Provided entries:
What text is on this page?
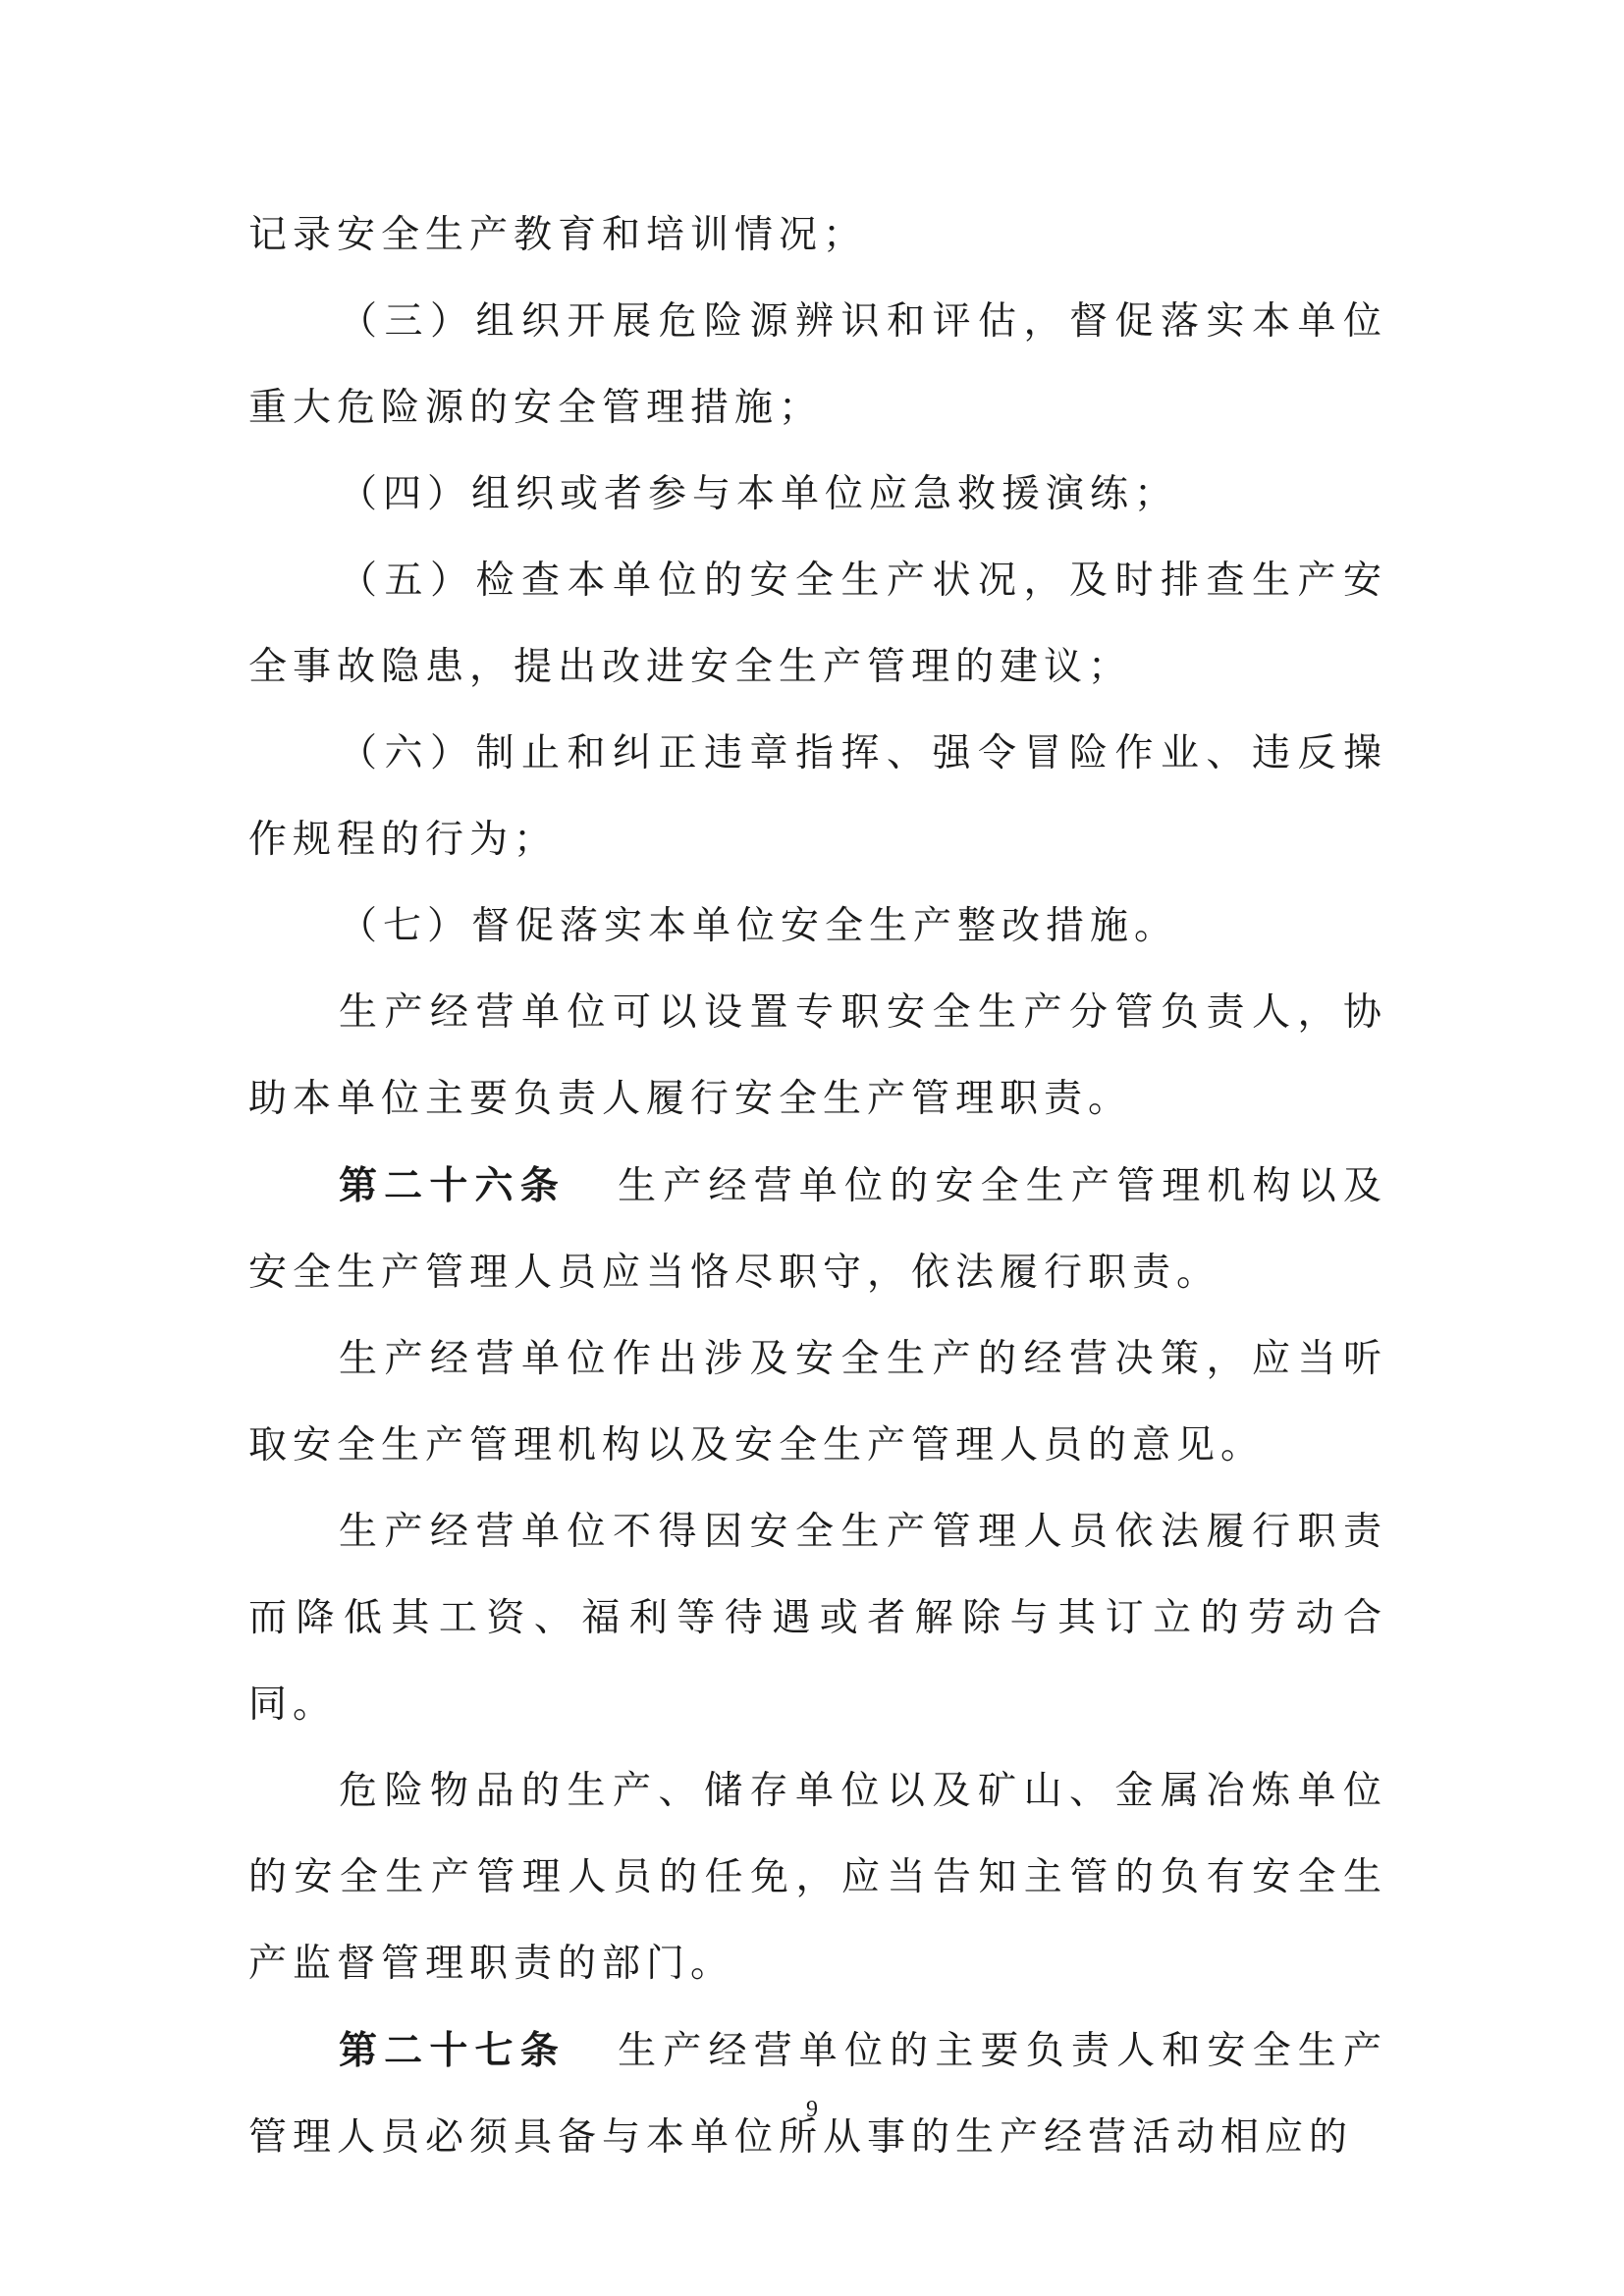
记录安全生产教育和培训情况；

（三）组织开展危险源辨识和评估，督促落实本单位重大危险源的安全管理措施；

（四）组织或者参与本单位应急救援演练；

（五）检查本单位的安全生产状况，及时排查生产安全事故隐患，提出改进安全生产管理的建议；

（六）制止和纠正违章指挥、强令冒险作业、违反操作规程的行为；

（七）督促落实本单位安全生产整改措施。

生产经营单位可以设置专职安全生产分管负责人，协助本单位主要负责人履行安全生产管理职责。

第二十六条 生产经营单位的安全生产管理机构以及安全生产管理人员应当恪尽职守，依法履行职责。

生产经营单位作出涉及安全生产的经营决策，应当听取安全生产管理机构以及安全生产管理人员的意见。

生产经营单位不得因安全生产管理人员依法履行职责而降低其工资、福利等待遇或者解除与其订立的劳动合同。

危险物品的生产、储存单位以及矿山、金属冶炼单位的安全生产管理人员的任免，应当告知主管的负有安全生产监督管理职责的部门。

第二十七条 生产经营单位的主要负责人和安全生产管理人员必须具备与本单位所从事的生产经营活动相应的

9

Exercise prompt:
Each line of the material must be retyped exactly, except that images are omitted.

Task response:
What text is on this page?
记录安全生产教育和培训情况；

（三）组织开展危险源辨识和评估，督促落实本单位重大危险源的安全管理措施；

（四）组织或者参与本单位应急救援演练；

（五）检查本单位的安全生产状况，及时排查生产安全事故隐患，提出改进安全生产管理的建议；

（六）制止和纠正违章指挥、强令冒险作业、违反操作规程的行为；

（七）督促落实本单位安全生产整改措施。

生产经营单位可以设置专职安全生产分管负责人，协助本单位主要负责人履行安全生产管理职责。

第二十六条 生产经营单位的安全生产管理机构以及安全生产管理人员应当恪尽职守，依法履行职责。

生产经营单位作出涉及安全生产的经营决策，应当听取安全生产管理机构以及安全生产管理人员的意见。

生产经营单位不得因安全生产管理人员依法履行职责而降低其工资、福利等待遇或者解除与其订立的劳动合同。

危险物品的生产、储存单位以及矿山、金属冶炼单位的安全生产管理人员的任免，应当告知主管的负有安全生产监督管理职责的部门。

第二十七条 生产经营单位的主要负责人和安全生产管理人员必须具备与本单位所从事的生产经营活动相应的

9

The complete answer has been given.